Data listing:
►
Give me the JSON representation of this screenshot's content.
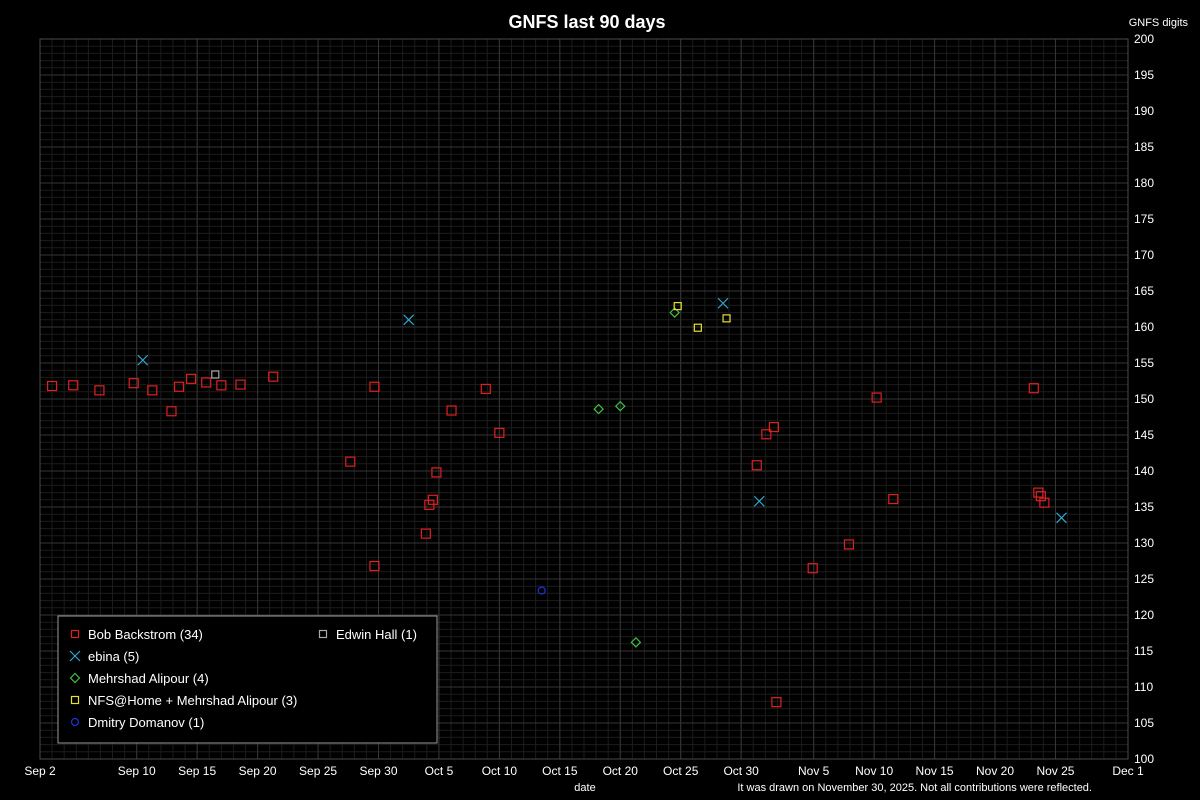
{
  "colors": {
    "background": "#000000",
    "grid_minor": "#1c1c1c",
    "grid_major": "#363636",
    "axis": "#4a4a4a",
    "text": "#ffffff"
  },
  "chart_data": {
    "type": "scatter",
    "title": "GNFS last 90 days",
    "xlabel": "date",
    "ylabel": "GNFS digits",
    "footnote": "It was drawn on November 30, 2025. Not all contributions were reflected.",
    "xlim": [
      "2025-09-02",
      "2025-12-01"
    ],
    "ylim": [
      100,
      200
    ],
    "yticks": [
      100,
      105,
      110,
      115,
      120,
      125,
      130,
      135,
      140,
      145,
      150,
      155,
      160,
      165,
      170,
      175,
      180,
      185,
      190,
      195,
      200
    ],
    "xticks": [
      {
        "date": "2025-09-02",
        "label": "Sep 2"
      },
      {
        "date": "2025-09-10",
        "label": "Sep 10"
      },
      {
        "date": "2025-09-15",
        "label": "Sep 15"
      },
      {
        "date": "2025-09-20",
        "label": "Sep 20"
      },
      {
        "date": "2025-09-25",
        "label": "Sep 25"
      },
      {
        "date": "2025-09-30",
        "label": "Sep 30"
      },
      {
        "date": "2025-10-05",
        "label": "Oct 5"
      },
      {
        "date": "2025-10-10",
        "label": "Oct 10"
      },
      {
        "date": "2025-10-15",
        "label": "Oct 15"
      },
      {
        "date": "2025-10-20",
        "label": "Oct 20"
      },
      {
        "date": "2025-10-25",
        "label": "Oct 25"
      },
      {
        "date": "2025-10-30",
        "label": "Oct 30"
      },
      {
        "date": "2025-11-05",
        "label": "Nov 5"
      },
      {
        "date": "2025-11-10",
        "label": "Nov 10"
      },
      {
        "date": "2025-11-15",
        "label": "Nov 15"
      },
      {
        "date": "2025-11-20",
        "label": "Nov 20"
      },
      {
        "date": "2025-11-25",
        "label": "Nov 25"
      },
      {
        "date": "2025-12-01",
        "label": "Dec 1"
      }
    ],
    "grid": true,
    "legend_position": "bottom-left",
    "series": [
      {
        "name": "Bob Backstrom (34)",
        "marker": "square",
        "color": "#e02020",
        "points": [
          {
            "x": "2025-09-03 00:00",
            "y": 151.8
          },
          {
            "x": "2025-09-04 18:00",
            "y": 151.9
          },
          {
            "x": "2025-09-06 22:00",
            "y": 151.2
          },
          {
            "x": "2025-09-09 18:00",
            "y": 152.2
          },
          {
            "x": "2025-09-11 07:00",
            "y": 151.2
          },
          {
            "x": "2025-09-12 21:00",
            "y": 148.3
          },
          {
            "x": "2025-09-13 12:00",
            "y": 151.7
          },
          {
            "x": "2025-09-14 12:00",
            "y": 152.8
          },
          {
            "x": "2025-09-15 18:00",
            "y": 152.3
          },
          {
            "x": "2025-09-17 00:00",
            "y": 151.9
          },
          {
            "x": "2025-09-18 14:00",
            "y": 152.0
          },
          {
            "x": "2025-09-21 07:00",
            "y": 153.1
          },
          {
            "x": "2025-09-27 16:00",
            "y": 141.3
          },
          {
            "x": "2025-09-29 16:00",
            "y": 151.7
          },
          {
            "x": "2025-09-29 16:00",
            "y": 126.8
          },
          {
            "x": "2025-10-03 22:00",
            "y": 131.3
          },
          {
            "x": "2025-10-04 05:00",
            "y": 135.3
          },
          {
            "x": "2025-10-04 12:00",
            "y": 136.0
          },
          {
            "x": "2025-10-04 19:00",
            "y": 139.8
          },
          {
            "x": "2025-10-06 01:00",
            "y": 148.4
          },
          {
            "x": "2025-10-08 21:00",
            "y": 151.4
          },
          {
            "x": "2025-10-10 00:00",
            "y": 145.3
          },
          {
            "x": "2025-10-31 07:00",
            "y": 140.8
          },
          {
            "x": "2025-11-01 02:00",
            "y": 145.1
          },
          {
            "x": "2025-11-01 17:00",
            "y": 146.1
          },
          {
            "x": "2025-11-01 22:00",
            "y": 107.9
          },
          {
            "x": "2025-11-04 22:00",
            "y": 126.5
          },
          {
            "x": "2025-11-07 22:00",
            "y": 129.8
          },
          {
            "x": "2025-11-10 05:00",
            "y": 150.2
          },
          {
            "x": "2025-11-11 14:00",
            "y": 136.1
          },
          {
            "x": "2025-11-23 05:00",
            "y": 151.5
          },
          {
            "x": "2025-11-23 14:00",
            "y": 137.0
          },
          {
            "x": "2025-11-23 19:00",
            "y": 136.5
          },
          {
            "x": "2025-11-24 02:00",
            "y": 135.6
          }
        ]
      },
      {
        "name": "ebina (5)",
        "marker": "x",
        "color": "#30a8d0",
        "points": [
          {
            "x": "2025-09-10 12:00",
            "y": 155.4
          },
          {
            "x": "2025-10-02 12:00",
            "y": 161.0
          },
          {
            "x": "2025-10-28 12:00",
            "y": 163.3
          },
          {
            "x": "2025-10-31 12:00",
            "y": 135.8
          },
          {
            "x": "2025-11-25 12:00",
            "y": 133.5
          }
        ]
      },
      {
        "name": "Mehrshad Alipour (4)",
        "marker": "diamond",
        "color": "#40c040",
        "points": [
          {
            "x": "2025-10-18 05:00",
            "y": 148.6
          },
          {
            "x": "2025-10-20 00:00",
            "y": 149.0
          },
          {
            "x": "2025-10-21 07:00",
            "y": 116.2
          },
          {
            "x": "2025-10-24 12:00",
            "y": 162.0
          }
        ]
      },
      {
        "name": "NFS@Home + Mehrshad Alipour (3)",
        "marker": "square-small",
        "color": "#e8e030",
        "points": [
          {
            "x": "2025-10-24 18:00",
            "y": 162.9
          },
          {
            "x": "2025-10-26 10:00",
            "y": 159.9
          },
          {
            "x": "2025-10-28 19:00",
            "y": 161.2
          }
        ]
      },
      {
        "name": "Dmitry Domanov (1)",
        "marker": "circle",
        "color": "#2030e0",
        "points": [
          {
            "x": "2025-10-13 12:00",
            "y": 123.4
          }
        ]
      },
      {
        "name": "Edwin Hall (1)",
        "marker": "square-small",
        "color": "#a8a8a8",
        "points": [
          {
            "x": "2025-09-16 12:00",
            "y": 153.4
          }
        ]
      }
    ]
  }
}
◄
Request: Only lines that contain the word "Alipour" are wanted; copy each of them.

The answer:
        "name": "Mehrshad Alipour (4)",
        "name": "NFS@Home + Mehrshad Alipour (3)",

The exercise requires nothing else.